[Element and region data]
++++++++++

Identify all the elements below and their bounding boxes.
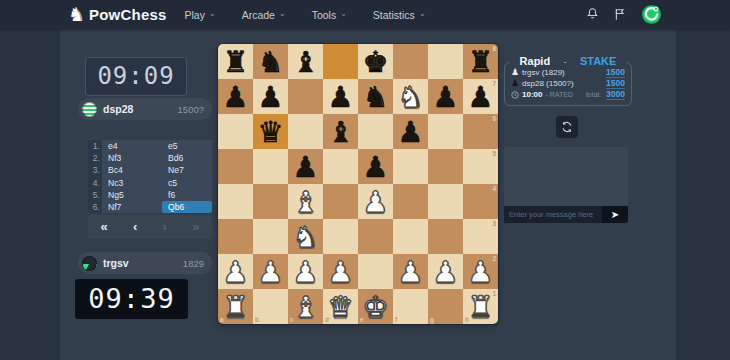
square-c3[interactable]: ♞ <box>288 219 323 254</box>
game-mode-header: Rapid - STAKE <box>504 51 632 69</box>
black-knight-piece: ♞ <box>358 79 393 114</box>
menu-item-tools[interactable]: Tools⌄ <box>312 9 347 21</box>
square-c2[interactable]: ♟ <box>288 254 323 289</box>
move-row: 5.Ng5f6 <box>88 189 212 201</box>
move-row: 4.Nc3c5 <box>88 177 212 189</box>
total-value: 3000 <box>606 89 625 100</box>
send-message-button[interactable]: ➤ <box>602 206 628 223</box>
square-h4[interactable]: 4 <box>463 184 498 219</box>
square-e8[interactable]: ♚ <box>358 44 393 79</box>
square-e2[interactable] <box>358 254 393 289</box>
square-h3[interactable]: 3 <box>463 219 498 254</box>
square-f7[interactable]: ♞ <box>393 79 428 114</box>
black-move[interactable]: Ne7 <box>162 164 212 176</box>
white-pawn-piece: ♟ <box>323 254 358 289</box>
first-move-button[interactable]: « <box>101 215 108 239</box>
white-pawn-piece: ♟ <box>358 184 393 219</box>
move-row: 3.Bc4Ne7 <box>88 164 212 176</box>
coordinate-file-label: d <box>325 316 329 323</box>
black-pawn-piece: ♟ <box>253 79 288 114</box>
square-h5[interactable]: 5 <box>463 149 498 184</box>
square-h7[interactable]: ♟7 <box>463 79 498 114</box>
opponent-avatar <box>82 102 97 117</box>
square-g5[interactable] <box>428 149 463 184</box>
mode-label: Rapid <box>515 55 556 67</box>
square-h6[interactable]: 6 <box>463 114 498 149</box>
square-h2[interactable]: ♟2 <box>463 254 498 289</box>
white-bishop-piece: ♝ <box>288 184 323 219</box>
coordinate-rank-label: 6 <box>492 115 496 122</box>
chevron-down-icon: ⌄ <box>340 9 347 18</box>
square-a3[interactable] <box>218 219 253 254</box>
coordinate-rank-label: 4 <box>492 185 496 192</box>
move-row: 6.Nf7Qb6 <box>88 201 212 213</box>
coordinate-rank-label: 2 <box>492 255 496 262</box>
black-move[interactable]: e5 <box>162 140 212 152</box>
bell-icon[interactable] <box>585 7 600 22</box>
flip-board-icon <box>560 120 574 134</box>
black-pawn-piece: ♟ <box>393 114 428 149</box>
square-a4[interactable] <box>218 184 253 219</box>
square-b5[interactable] <box>253 149 288 184</box>
opponent-player-row[interactable]: dsp28 1500? <box>78 98 212 120</box>
menu-item-statistics[interactable]: Statistics⌄ <box>373 9 426 21</box>
coordinate-rank-label: 5 <box>492 150 496 157</box>
white-move[interactable]: Bc4 <box>102 164 162 176</box>
black-pawn-piece: ♟ <box>288 149 323 184</box>
last-move-button[interactable]: » <box>192 215 199 239</box>
square-d6[interactable]: ♝ <box>323 114 358 149</box>
white-pawn-icon: ♟ <box>511 68 519 77</box>
knight-logo-icon: ♞ <box>68 5 85 24</box>
black-move[interactable]: f6 <box>162 189 212 201</box>
black-king-piece: ♚ <box>358 44 393 79</box>
square-e5[interactable]: ♟ <box>358 149 393 184</box>
coordinate-file-label: a <box>220 316 224 323</box>
brand[interactable]: ♞ PowChess <box>68 5 167 24</box>
user-avatar[interactable] <box>641 4 662 25</box>
menu-item-play[interactable]: Play⌄ <box>185 9 216 21</box>
white-pawn-piece: ♟ <box>393 254 428 289</box>
square-b8[interactable]: ♞ <box>253 44 288 79</box>
white-knight-piece: ♞ <box>393 79 428 114</box>
menu-label: Statistics <box>373 9 415 21</box>
square-g3[interactable] <box>428 219 463 254</box>
stake-label: STAKE <box>575 55 621 67</box>
previous-move-button[interactable]: ‹ <box>133 215 137 239</box>
square-g1[interactable]: g <box>428 289 463 324</box>
move-row: 1.e4e5 <box>88 140 212 152</box>
black-move-current[interactable]: Qb6 <box>162 201 212 213</box>
square-a7[interactable]: ♟ <box>218 79 253 114</box>
black-bishop-piece: ♝ <box>288 44 323 79</box>
rated-label: - RATED <box>545 91 572 98</box>
square-a6[interactable] <box>218 114 253 149</box>
chevron-down-icon: ⌄ <box>209 9 216 18</box>
opponent-clock: 09:09 <box>85 57 187 96</box>
square-c8[interactable]: ♝ <box>288 44 323 79</box>
chess-board: ♜♞♝♚♜8♟♟♟♞♞♟♟7♛♝♟6♟♟5♝♟4♞3♟♟♟♟♟♟♟2♜ab♝c♛… <box>218 44 498 324</box>
nav-menu: Play⌄Arcade⌄Tools⌄Statistics⌄ <box>185 9 426 21</box>
black-move[interactable]: c5 <box>162 177 212 189</box>
black-pawn-piece: ♟ <box>428 79 463 114</box>
mode-dash: - <box>558 55 572 67</box>
white-pawn-piece: ♟ <box>253 254 288 289</box>
square-d7[interactable]: ♟ <box>323 79 358 114</box>
square-f5[interactable] <box>393 149 428 184</box>
move-row: 2.Nf3Bd6 <box>88 152 212 164</box>
nav-right-icons <box>585 4 662 25</box>
black-move[interactable]: Bd6 <box>162 152 212 164</box>
square-d5[interactable] <box>323 149 358 184</box>
black-pawn-piece: ♟ <box>358 149 393 184</box>
flip-board-button[interactable] <box>556 116 578 138</box>
clock-icon <box>511 91 519 99</box>
white-move[interactable]: Nf3 <box>102 152 162 164</box>
square-c5[interactable]: ♟ <box>288 149 323 184</box>
move-number: 6. <box>88 201 102 213</box>
black-player-stake-row: ♟ dsp28 (1500?) 1500 <box>511 78 625 89</box>
player-clock: 09:39 <box>75 279 188 319</box>
square-b7[interactable]: ♟ <box>253 79 288 114</box>
next-move-button[interactable]: › <box>163 215 167 239</box>
black-stake-value: 1500 <box>606 78 625 89</box>
square-h1[interactable]: ♜h1 <box>463 289 498 324</box>
send-icon: ➤ <box>611 209 619 220</box>
flag-icon[interactable] <box>613 7 628 22</box>
chevron-down-icon: ⌄ <box>419 9 426 18</box>
square-e3[interactable] <box>358 219 393 254</box>
square-g8[interactable] <box>428 44 463 79</box>
coordinate-file-label: h <box>465 316 469 323</box>
black-rook-piece: ♜ <box>218 44 253 79</box>
chat-panel[interactable] <box>504 147 628 206</box>
coordinate-rank-label: 8 <box>492 45 496 52</box>
black-bishop-piece: ♝ <box>323 114 358 149</box>
white-move[interactable]: Nf7 <box>102 201 162 213</box>
square-f2[interactable]: ♟ <box>393 254 428 289</box>
white-knight-piece: ♞ <box>288 219 323 254</box>
white-pawn-piece: ♟ <box>218 254 253 289</box>
square-c7[interactable] <box>288 79 323 114</box>
square-d3[interactable] <box>323 219 358 254</box>
square-a8[interactable]: ♜ <box>218 44 253 79</box>
square-f8[interactable] <box>393 44 428 79</box>
move-number: 1. <box>88 140 102 152</box>
square-g6[interactable] <box>428 114 463 149</box>
square-d2[interactable]: ♟ <box>323 254 358 289</box>
square-b1[interactable]: b <box>253 289 288 324</box>
menu-label: Tools <box>312 9 337 21</box>
coordinate-file-label: b <box>255 316 259 323</box>
square-d4[interactable] <box>323 184 358 219</box>
square-b3[interactable] <box>253 219 288 254</box>
square-f4[interactable] <box>393 184 428 219</box>
square-e7[interactable]: ♞ <box>358 79 393 114</box>
coordinate-file-label: c <box>290 316 294 323</box>
square-g7[interactable]: ♟ <box>428 79 463 114</box>
square-e6[interactable] <box>358 114 393 149</box>
total-label: total: <box>586 91 601 98</box>
square-b4[interactable] <box>253 184 288 219</box>
square-a2[interactable]: ♟ <box>218 254 253 289</box>
black-pawn-icon: ♟ <box>511 79 519 88</box>
menu-label: Arcade <box>242 9 275 21</box>
move-navigation: « ‹ › » <box>88 215 212 239</box>
square-f1[interactable]: f <box>393 289 428 324</box>
chevron-down-icon: ⌄ <box>279 9 286 18</box>
square-g2[interactable]: ♟ <box>428 254 463 289</box>
square-a5[interactable] <box>218 149 253 184</box>
menu-item-arcade[interactable]: Arcade⌄ <box>242 9 286 21</box>
player-row[interactable]: trgsv 1829 <box>78 252 212 274</box>
brand-name: PowChess <box>89 6 166 23</box>
coordinate-file-label: g <box>430 316 434 323</box>
coordinate-rank-label: 3 <box>492 220 496 227</box>
coordinate-file-label: f <box>395 316 397 323</box>
move-list: 1.e4e52.Nf3Bd63.Bc4Ne74.Nc3c55.Ng5f66.Nf… <box>88 140 212 213</box>
black-knight-piece: ♞ <box>253 44 288 79</box>
opponent-name: dsp28 <box>103 103 133 115</box>
square-f3[interactable] <box>393 219 428 254</box>
time-control: 10:00 <box>522 90 542 99</box>
chat-input[interactable] <box>504 206 602 223</box>
white-pawn-piece: ♟ <box>288 254 323 289</box>
white-pawn-piece: ♟ <box>428 254 463 289</box>
move-number: 3. <box>88 164 102 176</box>
player-avatar <box>82 256 97 271</box>
chat-input-row: ➤ <box>504 206 628 223</box>
square-d1[interactable]: ♛d <box>323 289 358 324</box>
coordinate-rank-label: 1 <box>492 290 496 297</box>
white-move[interactable]: Nc3 <box>102 177 162 189</box>
white-player-label: trgsv (1829) <box>522 68 565 77</box>
player-rating: 1829 <box>183 258 204 269</box>
top-navbar: ♞ PowChess Play⌄Arcade⌄Tools⌄Statistics⌄ <box>0 0 730 29</box>
square-h8[interactable]: ♜8 <box>463 44 498 79</box>
opponent-rating: 1500? <box>178 104 204 115</box>
square-c1[interactable]: ♝c <box>288 289 323 324</box>
square-b2[interactable]: ♟ <box>253 254 288 289</box>
move-number: 5. <box>88 189 102 201</box>
player-name: trgsv <box>103 257 129 269</box>
white-move[interactable]: Ng5 <box>102 189 162 201</box>
square-b6[interactable]: ♛ <box>253 114 288 149</box>
square-c4[interactable]: ♝ <box>288 184 323 219</box>
move-number: 2. <box>88 152 102 164</box>
black-pawn-piece: ♟ <box>218 79 253 114</box>
square-e4[interactable]: ♟ <box>358 184 393 219</box>
square-f6[interactable]: ♟ <box>393 114 428 149</box>
time-control-row: 10:00 - RATED total: 3000 <box>511 89 625 100</box>
square-c6[interactable] <box>288 114 323 149</box>
white-move[interactable]: e4 <box>102 140 162 152</box>
menu-label: Play <box>185 9 205 21</box>
square-g4[interactable] <box>428 184 463 219</box>
coordinate-file-label: e <box>360 316 364 323</box>
square-e1[interactable]: ♚e <box>358 289 393 324</box>
move-number: 4. <box>88 177 102 189</box>
square-a1[interactable]: ♜a <box>218 289 253 324</box>
black-pawn-piece: ♟ <box>323 79 358 114</box>
square-d8[interactable] <box>323 44 358 79</box>
black-player-label: dsp28 (1500?) <box>522 79 574 88</box>
black-queen-piece: ♛ <box>253 114 288 149</box>
coordinate-rank-label: 7 <box>492 80 496 87</box>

++++++++++

Written request>
Write out the lines again, starting at the line that has "square-c3[interactable]: ♞ <box>288" and stopping after the line that has "square-h4[interactable]: 4 <box>463". Substitute "move-entry" for each "move-row" and change nothing else.

Task answer>
square-c3[interactable]: ♞ <box>288 219 323 254</box>
game-mode-header: Rapid - STAKE <box>504 51 632 69</box>
black-knight-piece: ♞ <box>358 79 393 114</box>
menu-item-tools[interactable]: Tools⌄ <box>312 9 347 21</box>
square-c2[interactable]: ♟ <box>288 254 323 289</box>
move-entry: 5.Ng5f6 <box>88 189 212 201</box>
move-entry: 4.Nc3c5 <box>88 177 212 189</box>
total-value: 3000 <box>606 89 625 100</box>
send-message-button[interactable]: ➤ <box>602 206 628 223</box>
square-h4[interactable]: 4 <box>463 184 498 219</box>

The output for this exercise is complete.